- _What to do_: Draw out every line with the word "structured" from the listing below.

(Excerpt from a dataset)
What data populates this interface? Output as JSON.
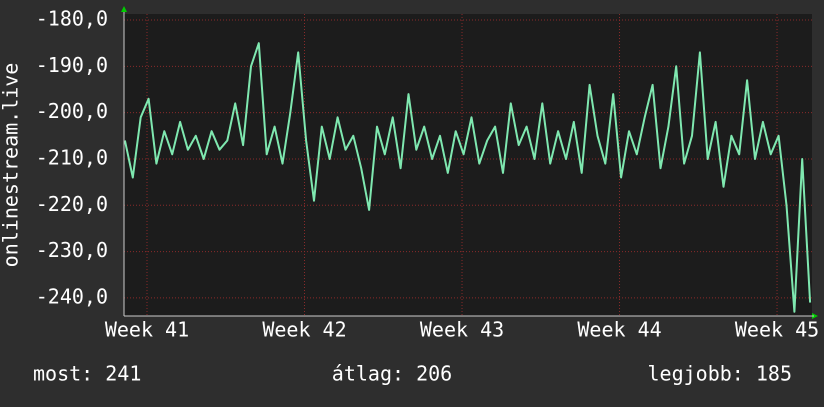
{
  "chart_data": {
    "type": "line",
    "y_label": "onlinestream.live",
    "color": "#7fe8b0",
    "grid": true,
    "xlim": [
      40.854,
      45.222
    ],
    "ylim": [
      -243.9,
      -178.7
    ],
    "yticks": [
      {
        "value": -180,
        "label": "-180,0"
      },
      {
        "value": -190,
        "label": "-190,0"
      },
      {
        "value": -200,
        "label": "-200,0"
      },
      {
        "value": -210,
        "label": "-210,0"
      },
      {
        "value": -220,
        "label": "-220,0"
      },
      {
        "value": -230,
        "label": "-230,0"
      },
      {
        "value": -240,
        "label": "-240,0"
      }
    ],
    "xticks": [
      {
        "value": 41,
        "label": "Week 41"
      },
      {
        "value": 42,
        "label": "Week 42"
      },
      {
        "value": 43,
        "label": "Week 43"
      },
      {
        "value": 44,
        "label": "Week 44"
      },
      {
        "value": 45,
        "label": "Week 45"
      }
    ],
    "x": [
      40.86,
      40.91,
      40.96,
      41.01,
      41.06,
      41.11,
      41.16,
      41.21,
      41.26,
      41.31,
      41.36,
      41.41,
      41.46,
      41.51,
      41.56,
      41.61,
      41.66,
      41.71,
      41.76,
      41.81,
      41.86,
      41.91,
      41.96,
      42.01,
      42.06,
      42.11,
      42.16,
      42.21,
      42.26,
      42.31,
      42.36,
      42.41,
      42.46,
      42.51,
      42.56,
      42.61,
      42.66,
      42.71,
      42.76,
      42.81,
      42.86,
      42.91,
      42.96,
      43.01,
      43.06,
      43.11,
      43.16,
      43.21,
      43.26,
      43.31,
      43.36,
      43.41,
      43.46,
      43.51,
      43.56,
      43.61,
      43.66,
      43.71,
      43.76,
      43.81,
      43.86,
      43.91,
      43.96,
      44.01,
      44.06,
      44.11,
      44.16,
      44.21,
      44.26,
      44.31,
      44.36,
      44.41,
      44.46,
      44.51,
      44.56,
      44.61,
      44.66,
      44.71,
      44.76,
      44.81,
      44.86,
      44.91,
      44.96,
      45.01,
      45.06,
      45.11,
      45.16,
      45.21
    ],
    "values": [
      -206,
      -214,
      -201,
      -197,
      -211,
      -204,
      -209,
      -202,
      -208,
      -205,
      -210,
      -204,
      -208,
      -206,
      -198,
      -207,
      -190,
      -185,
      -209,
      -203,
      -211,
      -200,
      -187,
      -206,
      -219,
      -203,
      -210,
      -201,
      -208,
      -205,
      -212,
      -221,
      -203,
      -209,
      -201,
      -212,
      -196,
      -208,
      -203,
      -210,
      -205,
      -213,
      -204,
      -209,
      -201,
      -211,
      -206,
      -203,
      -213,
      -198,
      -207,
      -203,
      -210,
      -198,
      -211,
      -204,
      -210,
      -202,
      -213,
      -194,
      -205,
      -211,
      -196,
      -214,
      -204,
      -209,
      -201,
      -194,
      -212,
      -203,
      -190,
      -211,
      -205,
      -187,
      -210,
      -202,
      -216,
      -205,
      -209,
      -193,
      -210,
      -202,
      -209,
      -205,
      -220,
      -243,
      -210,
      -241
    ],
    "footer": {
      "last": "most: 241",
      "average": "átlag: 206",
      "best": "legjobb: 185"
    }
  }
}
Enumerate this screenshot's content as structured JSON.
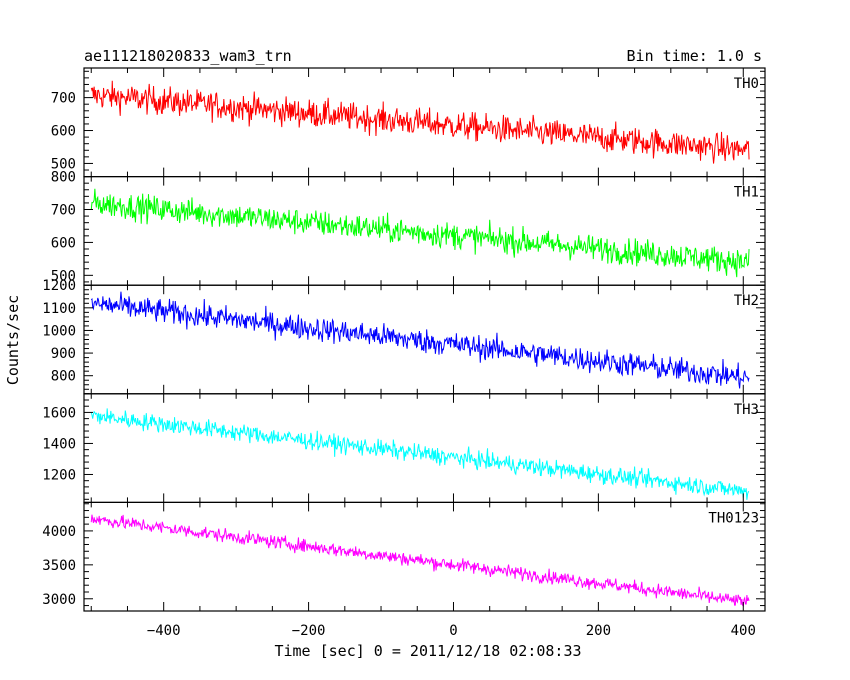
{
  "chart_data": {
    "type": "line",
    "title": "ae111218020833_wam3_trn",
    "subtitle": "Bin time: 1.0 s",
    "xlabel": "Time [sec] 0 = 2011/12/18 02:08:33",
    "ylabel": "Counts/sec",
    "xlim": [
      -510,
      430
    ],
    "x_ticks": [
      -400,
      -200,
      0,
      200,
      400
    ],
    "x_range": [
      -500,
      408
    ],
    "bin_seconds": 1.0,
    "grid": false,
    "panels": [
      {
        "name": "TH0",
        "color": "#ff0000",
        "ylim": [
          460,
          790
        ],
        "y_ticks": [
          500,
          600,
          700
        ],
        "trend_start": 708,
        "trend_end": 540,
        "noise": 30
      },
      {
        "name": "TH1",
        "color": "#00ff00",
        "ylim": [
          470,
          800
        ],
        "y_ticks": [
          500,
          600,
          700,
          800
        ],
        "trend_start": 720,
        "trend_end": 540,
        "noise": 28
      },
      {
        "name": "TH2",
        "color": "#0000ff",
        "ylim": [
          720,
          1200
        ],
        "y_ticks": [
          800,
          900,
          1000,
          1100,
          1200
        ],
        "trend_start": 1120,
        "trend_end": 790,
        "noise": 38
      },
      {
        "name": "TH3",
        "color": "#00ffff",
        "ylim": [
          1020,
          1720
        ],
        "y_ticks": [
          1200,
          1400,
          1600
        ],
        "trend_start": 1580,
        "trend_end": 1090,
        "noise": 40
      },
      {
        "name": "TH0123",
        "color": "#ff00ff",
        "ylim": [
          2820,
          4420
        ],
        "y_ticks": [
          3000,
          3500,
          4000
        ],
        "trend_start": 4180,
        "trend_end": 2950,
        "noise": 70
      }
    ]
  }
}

...

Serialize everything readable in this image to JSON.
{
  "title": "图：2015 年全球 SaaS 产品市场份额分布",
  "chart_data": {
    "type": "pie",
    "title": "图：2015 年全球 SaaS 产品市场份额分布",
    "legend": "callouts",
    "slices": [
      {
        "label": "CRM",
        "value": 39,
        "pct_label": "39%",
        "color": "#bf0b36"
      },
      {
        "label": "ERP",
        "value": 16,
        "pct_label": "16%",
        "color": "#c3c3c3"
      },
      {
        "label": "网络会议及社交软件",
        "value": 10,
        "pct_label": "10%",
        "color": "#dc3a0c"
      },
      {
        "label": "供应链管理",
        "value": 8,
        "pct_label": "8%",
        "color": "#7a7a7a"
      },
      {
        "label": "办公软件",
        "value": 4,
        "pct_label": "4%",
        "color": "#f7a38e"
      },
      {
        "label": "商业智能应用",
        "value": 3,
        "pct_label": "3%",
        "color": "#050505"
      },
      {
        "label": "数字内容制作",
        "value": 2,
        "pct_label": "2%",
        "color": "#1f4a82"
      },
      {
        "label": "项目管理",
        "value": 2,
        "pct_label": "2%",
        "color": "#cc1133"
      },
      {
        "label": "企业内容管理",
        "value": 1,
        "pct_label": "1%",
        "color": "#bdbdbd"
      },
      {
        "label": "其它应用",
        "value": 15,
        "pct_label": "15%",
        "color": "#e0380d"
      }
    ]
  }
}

--

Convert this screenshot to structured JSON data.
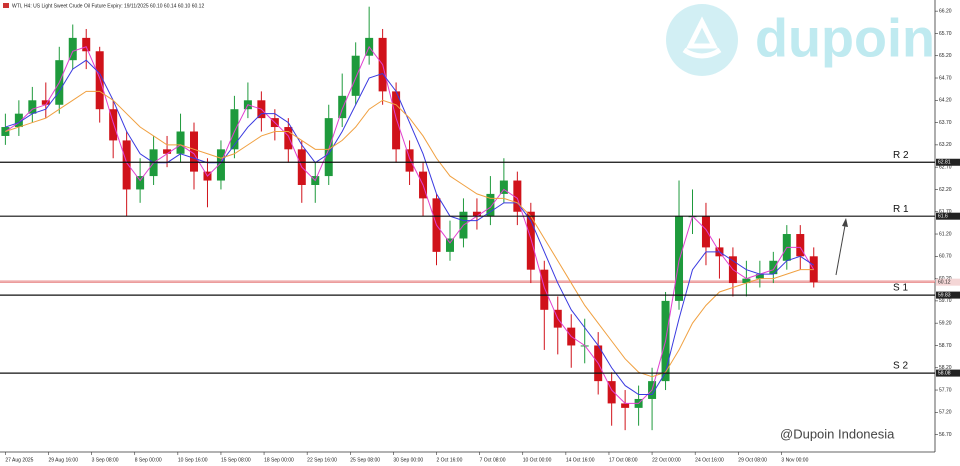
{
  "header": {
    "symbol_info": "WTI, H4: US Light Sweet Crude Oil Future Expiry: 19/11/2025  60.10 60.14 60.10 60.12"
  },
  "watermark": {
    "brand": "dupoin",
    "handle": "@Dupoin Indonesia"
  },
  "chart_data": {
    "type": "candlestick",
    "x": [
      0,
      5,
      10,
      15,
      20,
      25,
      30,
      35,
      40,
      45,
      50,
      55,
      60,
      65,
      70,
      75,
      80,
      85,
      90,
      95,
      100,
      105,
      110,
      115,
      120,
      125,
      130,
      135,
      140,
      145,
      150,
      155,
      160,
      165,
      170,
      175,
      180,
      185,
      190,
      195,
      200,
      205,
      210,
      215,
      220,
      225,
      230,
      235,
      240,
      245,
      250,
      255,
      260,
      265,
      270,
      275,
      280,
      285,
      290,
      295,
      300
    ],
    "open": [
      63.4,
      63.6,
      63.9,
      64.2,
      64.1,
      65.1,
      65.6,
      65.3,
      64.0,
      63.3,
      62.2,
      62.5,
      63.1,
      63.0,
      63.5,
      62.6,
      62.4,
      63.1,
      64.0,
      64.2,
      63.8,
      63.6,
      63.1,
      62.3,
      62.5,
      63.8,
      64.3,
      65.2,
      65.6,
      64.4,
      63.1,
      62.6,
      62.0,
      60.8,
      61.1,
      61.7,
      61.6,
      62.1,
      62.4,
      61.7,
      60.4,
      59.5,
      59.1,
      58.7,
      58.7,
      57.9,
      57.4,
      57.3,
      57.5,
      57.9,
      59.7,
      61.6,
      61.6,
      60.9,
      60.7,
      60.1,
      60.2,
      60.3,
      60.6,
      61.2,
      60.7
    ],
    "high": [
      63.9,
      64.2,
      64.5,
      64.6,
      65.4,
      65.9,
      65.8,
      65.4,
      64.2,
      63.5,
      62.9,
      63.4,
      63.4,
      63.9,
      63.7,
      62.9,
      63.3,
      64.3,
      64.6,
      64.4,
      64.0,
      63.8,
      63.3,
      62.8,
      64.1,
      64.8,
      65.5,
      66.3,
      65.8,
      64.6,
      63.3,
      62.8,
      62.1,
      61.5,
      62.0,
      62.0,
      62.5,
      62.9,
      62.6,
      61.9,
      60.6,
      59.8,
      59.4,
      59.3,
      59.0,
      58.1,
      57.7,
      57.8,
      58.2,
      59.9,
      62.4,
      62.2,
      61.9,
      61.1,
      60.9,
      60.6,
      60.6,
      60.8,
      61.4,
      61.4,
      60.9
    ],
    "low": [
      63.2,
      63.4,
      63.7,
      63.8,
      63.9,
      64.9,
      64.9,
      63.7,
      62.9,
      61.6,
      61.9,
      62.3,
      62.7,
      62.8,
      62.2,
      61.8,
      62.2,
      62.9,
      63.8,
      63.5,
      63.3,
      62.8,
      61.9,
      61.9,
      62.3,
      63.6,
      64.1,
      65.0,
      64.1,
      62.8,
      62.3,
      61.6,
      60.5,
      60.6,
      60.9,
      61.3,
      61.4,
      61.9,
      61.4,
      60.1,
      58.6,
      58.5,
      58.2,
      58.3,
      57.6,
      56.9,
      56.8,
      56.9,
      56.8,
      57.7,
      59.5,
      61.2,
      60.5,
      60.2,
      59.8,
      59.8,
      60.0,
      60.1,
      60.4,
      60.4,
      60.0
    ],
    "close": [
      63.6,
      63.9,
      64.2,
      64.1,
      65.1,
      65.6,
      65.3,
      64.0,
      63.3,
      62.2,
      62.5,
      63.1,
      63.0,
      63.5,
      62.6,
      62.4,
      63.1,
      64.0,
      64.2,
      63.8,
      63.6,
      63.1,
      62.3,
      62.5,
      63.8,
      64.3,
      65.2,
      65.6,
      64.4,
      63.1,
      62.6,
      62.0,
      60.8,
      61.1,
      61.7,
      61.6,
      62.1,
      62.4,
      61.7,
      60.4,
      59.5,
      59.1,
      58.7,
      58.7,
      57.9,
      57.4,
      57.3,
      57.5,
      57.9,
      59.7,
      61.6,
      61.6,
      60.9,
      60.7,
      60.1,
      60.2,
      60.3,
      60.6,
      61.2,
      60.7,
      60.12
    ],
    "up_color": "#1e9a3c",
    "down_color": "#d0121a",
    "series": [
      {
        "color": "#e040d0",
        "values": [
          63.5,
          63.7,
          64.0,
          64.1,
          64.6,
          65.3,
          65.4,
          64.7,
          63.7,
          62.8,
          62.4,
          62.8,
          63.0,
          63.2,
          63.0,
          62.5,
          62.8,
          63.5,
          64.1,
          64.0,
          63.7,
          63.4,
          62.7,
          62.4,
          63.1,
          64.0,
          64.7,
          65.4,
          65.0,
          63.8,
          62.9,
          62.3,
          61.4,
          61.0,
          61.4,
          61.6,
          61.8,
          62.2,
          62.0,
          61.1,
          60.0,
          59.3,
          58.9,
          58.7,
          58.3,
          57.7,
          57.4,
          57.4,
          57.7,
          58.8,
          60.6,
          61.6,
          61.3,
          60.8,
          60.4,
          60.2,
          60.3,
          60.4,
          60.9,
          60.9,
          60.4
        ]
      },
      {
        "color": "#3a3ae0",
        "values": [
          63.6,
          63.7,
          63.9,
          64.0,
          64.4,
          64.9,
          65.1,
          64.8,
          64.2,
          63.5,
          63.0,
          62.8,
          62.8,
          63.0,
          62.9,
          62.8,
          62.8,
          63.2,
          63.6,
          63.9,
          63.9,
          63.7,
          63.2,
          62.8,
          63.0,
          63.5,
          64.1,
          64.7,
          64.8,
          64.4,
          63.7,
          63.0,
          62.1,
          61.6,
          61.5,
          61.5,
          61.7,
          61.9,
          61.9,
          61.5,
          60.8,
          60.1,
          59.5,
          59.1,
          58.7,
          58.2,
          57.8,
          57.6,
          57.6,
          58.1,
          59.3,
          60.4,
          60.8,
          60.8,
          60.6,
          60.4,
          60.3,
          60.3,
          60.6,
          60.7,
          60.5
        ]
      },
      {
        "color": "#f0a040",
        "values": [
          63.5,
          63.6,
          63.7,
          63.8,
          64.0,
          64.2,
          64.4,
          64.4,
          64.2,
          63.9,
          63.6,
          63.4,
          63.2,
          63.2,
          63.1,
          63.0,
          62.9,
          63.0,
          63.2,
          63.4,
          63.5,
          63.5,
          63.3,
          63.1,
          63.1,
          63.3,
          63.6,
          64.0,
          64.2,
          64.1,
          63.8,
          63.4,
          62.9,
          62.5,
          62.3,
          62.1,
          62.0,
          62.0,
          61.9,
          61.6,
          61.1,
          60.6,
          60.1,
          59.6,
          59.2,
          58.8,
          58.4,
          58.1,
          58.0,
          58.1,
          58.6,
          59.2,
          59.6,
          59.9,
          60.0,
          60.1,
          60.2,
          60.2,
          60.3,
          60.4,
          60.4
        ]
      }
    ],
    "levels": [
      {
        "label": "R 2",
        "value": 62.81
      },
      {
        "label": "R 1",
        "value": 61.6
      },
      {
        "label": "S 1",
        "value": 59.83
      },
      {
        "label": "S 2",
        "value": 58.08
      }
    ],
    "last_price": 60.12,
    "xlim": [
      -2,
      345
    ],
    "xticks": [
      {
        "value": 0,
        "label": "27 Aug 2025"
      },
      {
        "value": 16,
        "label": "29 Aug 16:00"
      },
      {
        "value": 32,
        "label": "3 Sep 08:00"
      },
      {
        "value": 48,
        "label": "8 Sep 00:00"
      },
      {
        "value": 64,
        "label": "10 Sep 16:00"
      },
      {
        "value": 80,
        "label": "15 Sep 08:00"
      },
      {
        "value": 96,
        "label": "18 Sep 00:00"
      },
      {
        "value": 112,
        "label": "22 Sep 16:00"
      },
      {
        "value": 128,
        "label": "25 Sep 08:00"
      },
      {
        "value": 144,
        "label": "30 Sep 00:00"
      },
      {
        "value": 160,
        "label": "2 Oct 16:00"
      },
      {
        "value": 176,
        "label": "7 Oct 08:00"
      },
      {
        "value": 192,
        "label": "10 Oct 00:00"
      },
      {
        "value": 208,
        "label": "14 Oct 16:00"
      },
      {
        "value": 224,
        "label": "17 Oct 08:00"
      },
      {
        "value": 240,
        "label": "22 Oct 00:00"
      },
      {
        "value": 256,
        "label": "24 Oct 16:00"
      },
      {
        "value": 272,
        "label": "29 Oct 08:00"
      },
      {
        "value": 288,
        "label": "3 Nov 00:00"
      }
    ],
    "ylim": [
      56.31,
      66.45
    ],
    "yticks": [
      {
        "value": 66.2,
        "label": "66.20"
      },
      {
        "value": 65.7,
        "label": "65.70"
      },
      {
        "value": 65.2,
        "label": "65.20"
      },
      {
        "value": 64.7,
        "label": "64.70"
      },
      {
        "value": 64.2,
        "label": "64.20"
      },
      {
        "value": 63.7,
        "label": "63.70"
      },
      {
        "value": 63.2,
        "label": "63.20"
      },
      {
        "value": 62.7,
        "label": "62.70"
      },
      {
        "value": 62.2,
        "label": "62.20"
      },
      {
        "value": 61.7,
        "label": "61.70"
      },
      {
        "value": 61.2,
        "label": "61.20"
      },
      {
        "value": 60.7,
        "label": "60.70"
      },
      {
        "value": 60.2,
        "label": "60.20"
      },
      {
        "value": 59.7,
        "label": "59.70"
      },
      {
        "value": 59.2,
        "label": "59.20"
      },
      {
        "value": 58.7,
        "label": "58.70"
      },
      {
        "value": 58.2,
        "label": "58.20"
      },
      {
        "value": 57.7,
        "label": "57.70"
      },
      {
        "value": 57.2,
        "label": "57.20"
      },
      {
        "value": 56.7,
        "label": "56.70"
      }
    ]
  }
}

- _Answer to this problem_:
Enumerate this screenshot's content as structured JSON.
Convert this screenshot to structured JSON data.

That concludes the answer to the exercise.